- _EXERCISE MATERIALS_
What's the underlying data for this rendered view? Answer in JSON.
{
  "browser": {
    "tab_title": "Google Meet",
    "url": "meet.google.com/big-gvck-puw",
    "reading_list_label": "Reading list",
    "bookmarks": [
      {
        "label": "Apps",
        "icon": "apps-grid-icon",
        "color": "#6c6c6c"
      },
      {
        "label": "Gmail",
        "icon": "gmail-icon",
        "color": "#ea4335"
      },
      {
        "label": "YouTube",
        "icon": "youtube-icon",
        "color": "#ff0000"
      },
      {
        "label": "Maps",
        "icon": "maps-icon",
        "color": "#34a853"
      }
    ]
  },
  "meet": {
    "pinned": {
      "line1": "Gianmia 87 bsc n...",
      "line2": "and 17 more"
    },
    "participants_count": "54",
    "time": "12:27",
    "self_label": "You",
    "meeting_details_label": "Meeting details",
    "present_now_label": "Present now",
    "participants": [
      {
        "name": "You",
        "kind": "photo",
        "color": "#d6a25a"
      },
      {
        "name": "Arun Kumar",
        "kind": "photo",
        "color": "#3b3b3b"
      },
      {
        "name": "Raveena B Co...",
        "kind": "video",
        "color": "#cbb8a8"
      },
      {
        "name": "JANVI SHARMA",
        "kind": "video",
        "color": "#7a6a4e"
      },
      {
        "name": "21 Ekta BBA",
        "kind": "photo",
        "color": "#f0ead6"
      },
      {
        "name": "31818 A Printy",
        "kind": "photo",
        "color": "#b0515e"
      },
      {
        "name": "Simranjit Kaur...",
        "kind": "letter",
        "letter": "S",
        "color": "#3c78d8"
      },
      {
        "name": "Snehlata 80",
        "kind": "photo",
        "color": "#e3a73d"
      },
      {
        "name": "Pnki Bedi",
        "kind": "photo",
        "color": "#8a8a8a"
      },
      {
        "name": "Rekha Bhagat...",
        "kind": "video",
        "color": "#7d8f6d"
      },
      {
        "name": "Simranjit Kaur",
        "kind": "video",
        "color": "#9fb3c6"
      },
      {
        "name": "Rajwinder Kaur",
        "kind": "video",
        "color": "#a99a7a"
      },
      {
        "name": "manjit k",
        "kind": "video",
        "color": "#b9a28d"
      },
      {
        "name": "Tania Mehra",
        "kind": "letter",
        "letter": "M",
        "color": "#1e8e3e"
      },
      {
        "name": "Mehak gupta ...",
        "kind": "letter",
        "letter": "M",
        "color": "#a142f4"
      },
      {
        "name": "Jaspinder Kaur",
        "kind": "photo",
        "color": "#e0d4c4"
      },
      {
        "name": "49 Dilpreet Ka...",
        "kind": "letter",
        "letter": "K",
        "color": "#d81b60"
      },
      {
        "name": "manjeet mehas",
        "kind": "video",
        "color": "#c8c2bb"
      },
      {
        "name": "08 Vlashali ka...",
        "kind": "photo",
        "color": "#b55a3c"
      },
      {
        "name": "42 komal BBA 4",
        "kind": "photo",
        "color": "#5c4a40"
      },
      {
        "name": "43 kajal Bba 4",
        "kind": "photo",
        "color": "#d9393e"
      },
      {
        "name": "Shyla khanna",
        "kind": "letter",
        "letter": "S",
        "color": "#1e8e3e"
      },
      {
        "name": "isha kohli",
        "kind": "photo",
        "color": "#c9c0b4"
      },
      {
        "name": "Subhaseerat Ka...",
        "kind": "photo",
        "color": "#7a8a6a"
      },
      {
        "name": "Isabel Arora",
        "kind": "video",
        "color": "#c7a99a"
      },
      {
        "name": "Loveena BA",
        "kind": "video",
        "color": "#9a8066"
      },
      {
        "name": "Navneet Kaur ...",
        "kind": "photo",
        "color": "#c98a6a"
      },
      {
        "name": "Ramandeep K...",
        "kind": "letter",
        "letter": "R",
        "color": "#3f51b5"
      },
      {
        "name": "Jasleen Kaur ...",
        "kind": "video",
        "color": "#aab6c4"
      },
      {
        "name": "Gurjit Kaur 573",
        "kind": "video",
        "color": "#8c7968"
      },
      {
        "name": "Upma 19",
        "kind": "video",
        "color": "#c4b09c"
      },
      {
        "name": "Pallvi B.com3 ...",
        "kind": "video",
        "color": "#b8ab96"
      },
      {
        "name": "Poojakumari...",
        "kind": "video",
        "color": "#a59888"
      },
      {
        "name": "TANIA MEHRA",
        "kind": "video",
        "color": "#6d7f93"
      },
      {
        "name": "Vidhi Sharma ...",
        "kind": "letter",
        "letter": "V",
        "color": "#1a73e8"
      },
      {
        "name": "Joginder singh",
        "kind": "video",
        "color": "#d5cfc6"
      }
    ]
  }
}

- _TO BE DONE_
Go through the records and gather the lines that hold "Simranjit".

- _REPLY_
        "name": "Simranjit Kaur...",
        "name": "Simranjit Kaur",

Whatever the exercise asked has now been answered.